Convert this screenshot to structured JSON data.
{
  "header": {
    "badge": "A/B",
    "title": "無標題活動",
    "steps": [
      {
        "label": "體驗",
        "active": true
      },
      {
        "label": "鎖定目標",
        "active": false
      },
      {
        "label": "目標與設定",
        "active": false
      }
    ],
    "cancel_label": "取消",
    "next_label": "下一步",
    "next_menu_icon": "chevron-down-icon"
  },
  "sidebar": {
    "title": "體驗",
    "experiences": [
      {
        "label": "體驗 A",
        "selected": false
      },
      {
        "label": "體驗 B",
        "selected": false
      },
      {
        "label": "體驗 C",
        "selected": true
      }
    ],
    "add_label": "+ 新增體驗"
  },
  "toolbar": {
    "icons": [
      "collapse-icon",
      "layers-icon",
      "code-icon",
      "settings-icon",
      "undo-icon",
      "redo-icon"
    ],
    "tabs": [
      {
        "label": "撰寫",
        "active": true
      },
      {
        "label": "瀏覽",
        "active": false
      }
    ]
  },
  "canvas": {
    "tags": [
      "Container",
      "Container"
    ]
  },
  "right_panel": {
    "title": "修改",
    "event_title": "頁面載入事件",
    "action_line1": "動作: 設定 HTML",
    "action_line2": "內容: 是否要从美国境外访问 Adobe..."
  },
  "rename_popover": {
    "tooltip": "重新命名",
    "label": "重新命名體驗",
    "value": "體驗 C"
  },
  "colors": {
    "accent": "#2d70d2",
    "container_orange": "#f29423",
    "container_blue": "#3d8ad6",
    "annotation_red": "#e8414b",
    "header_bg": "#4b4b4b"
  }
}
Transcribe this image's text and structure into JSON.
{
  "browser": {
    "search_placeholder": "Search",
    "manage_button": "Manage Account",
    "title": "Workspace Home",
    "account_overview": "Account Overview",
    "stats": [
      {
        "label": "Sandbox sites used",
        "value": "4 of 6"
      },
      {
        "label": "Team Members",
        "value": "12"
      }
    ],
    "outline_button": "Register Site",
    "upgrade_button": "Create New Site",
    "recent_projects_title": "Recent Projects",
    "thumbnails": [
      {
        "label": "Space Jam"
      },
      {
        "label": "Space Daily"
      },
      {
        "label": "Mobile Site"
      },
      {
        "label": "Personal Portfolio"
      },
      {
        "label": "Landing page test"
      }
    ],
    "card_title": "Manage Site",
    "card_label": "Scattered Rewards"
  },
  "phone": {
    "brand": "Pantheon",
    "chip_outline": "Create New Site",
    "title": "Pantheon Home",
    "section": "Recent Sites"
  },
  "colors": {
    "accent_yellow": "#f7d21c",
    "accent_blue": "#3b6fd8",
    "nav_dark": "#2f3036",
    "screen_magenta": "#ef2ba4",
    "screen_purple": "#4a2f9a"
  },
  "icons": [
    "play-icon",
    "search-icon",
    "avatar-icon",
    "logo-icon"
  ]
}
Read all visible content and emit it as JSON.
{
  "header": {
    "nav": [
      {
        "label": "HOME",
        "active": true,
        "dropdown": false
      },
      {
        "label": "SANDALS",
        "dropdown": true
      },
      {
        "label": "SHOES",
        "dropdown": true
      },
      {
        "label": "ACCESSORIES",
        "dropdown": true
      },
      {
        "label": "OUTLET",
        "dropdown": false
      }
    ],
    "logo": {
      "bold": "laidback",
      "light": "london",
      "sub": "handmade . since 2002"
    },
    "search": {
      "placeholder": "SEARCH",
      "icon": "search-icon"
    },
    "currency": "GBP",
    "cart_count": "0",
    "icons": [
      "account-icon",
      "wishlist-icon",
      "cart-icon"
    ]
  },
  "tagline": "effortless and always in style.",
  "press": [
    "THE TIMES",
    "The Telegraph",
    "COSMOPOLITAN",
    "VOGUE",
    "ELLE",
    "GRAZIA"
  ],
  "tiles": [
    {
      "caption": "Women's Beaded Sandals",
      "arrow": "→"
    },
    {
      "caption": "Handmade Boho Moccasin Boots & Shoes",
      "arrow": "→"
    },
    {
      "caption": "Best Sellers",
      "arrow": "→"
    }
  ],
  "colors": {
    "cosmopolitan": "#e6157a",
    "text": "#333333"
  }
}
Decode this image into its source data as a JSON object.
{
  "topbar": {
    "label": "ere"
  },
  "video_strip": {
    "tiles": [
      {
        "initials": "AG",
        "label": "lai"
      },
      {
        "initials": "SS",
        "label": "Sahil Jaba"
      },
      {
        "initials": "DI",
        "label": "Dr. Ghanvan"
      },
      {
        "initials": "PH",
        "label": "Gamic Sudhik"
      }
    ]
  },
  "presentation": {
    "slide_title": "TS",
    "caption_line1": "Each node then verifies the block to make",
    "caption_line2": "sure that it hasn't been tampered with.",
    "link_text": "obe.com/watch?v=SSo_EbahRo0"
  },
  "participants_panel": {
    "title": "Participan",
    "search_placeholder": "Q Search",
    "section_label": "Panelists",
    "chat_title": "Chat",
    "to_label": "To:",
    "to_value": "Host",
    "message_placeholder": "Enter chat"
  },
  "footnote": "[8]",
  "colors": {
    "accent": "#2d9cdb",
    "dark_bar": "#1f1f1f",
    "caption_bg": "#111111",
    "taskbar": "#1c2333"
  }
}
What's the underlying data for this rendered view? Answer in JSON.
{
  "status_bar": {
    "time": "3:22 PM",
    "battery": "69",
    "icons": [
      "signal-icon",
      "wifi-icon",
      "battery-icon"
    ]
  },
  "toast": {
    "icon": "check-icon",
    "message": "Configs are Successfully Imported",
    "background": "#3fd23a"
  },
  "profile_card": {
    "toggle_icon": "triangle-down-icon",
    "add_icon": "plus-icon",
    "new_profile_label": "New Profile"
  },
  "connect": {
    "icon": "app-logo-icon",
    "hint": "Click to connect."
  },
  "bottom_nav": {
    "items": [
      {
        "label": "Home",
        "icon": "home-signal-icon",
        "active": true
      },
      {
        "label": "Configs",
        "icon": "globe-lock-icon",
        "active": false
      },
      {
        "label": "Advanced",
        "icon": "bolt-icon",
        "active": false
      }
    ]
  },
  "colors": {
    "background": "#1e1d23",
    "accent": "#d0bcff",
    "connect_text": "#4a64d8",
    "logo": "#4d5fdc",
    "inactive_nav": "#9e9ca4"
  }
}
· · · · ·
Stated goal: Please copy out each record, character for character.

Written solution:
Convert this screenshot to structured JSON data.
{
  "header": {
    "badge": "A/B",
    "title": "無標題活動",
    "steps": [
      {
        "label": "體驗",
        "active": true
      },
      {
        "label": "鎖定目標",
        "active": false
      },
      {
        "label": "目標與設定",
        "active": false
      }
    ],
    "cancel_label": "取消",
    "next_label": "下一步",
    "next_menu_icon": "chevron-down-icon"
  },
  "sidebar": {
    "title": "體驗",
    "experiences": [
      {
        "label": "體驗 A",
        "selected": false
      },
      {
        "label": "體驗 B",
        "selected": false
      },
      {
        "label": "體驗 C",
        "selected": true
      }
    ],
    "add_label": "+ 新增體驗"
  },
  "toolbar": {
    "icons": [
      "collapse-icon",
      "layers-icon",
      "code-icon",
      "settings-icon",
      "undo-icon",
      "redo-icon"
    ],
    "tabs": [
      {
        "label": "撰寫",
        "active": true
      },
      {
        "label": "瀏覽",
        "active": false
      }
    ]
  },
  "canvas": {
    "tags": [
      "Container",
      "Container"
    ]
  },
  "right_panel": {
    "title": "修改",
    "event_title": "頁面載入事件",
    "action_line1": "動作: 設定 HTML",
    "action_line2": "內容: 是否要从美国境外访问 Adobe..."
  },
  "rename_popover": {
    "tooltip": "重新命名",
    "label": "重新命名體驗",
    "value": "體驗 C"
  },
  "colors": {
    "accent": "#2d70d2",
    "container_orange": "#f29423",
    "container_blue": "#3d8ad6",
    "annotation_red": "#e8414b",
    "header_bg": "#4b4b4b"
  }
}
Transcribe this image's text and structure into JSON.
{
  "browser": {
    "search_placeholder": "Search",
    "manage_button": "Manage Account",
    "title": "Workspace Home",
    "account_overview": "Account Overview",
    "stats": [
      {
        "label": "Sandbox sites used",
        "value": "4 of 6"
      },
      {
        "label": "Team Members",
        "value": "12"
      }
    ],
    "outline_button": "Register Site",
    "upgrade_button": "Create New Site",
    "recent_projects_title": "Recent Projects",
    "thumbnails": [
      {
        "label": "Space Jam"
      },
      {
        "label": "Space Daily"
      },
      {
        "label": "Mobile Site"
      },
      {
        "label": "Personal Portfolio"
      },
      {
        "label": "Landing page test"
      }
    ],
    "card_title": "Manage Site",
    "card_label": "Scattered Rewards"
  },
  "phone": {
    "brand": "Pantheon",
    "chip_outline": "Create New Site",
    "title": "Pantheon Home",
    "section": "Recent Sites"
  },
  "colors": {
    "accent_yellow": "#f7d21c",
    "accent_blue": "#3b6fd8",
    "nav_dark": "#2f3036",
    "screen_magenta": "#ef2ba4",
    "screen_purple": "#4a2f9a"
  },
  "icons": [
    "play-icon",
    "search-icon",
    "avatar-icon",
    "logo-icon"
  ]
}
Read all visible content and emit it as JSON.
{
  "header": {
    "nav": [
      {
        "label": "HOME",
        "active": true,
        "dropdown": false
      },
      {
        "label": "SANDALS",
        "dropdown": true
      },
      {
        "label": "SHOES",
        "dropdown": true
      },
      {
        "label": "ACCESSORIES",
        "dropdown": true
      },
      {
        "label": "OUTLET",
        "dropdown": false
      }
    ],
    "logo": {
      "bold": "laidback",
      "light": "london",
      "sub": "handmade . since 2002"
    },
    "search": {
      "placeholder": "SEARCH",
      "icon": "search-icon"
    },
    "currency": "GBP",
    "cart_count": "0",
    "icons": [
      "account-icon",
      "wishlist-icon",
      "cart-icon"
    ]
  },
  "tagline": "effortless and always in style.",
  "press": [
    "THE TIMES",
    "The Telegraph",
    "COSMOPOLITAN",
    "VOGUE",
    "ELLE",
    "GRAZIA"
  ],
  "tiles": [
    {
      "caption": "Women's Beaded Sandals",
      "arrow": "→"
    },
    {
      "caption": "Handmade Boho Moccasin Boots & Shoes",
      "arrow": "→"
    },
    {
      "caption": "Best Sellers",
      "arrow": "→"
    }
  ],
  "colors": {
    "cosmopolitan": "#e6157a",
    "text": "#333333"
  }
}
Decode this image into its source data as a JSON object.
{
  "topbar": {
    "label": "ere"
  },
  "video_strip": {
    "tiles": [
      {
        "initials": "AG",
        "label": "lai"
      },
      {
        "initials": "SS",
        "label": "Sahil Jaba"
      },
      {
        "initials": "DI",
        "label": "Dr. Ghanvan"
      },
      {
        "initials": "PH",
        "label": "Gamic Sudhik"
      }
    ]
  },
  "presentation": {
    "slide_title": "TS",
    "caption_line1": "Each node then verifies the block to make",
    "caption_line2": "sure that it hasn't been tampered with.",
    "link_text": "obe.com/watch?v=SSo_EbahRo0"
  },
  "participants_panel": {
    "title": "Participan",
    "search_placeholder": "Q Search",
    "section_label": "Panelists",
    "chat_title": "Chat",
    "to_label": "To:",
    "to_value": "Host",
    "message_placeholder": "Enter chat"
  },
  "footnote": "[8]",
  "colors": {
    "accent": "#2d9cdb",
    "dark_bar": "#1f1f1f",
    "caption_bg": "#111111",
    "taskbar": "#1c2333"
  }
}
What's the underlying data for this rendered view? Answer in JSON.
{
  "status_bar": {
    "time": "3:22 PM",
    "battery": "69",
    "icons": [
      "signal-icon",
      "wifi-icon",
      "battery-icon"
    ]
  },
  "toast": {
    "icon": "check-icon",
    "message": "Configs are Successfully Imported",
    "background": "#3fd23a"
  },
  "profile_card": {
    "toggle_icon": "triangle-down-icon",
    "add_icon": "plus-icon",
    "new_profile_label": "New Profile"
  },
  "connect": {
    "icon": "app-logo-icon",
    "hint": "Click to connect."
  },
  "bottom_nav": {
    "items": [
      {
        "label": "Home",
        "icon": "home-signal-icon",
        "active": true
      },
      {
        "label": "Configs",
        "icon": "globe-lock-icon",
        "active": false
      },
      {
        "label": "Advanced",
        "icon": "bolt-icon",
        "active": false
      }
    ]
  },
  "colors": {
    "background": "#1e1d23",
    "accent": "#d0bcff",
    "connect_text": "#4a64d8",
    "logo": "#4d5fdc",
    "inactive_nav": "#9e9ca4"
  }
}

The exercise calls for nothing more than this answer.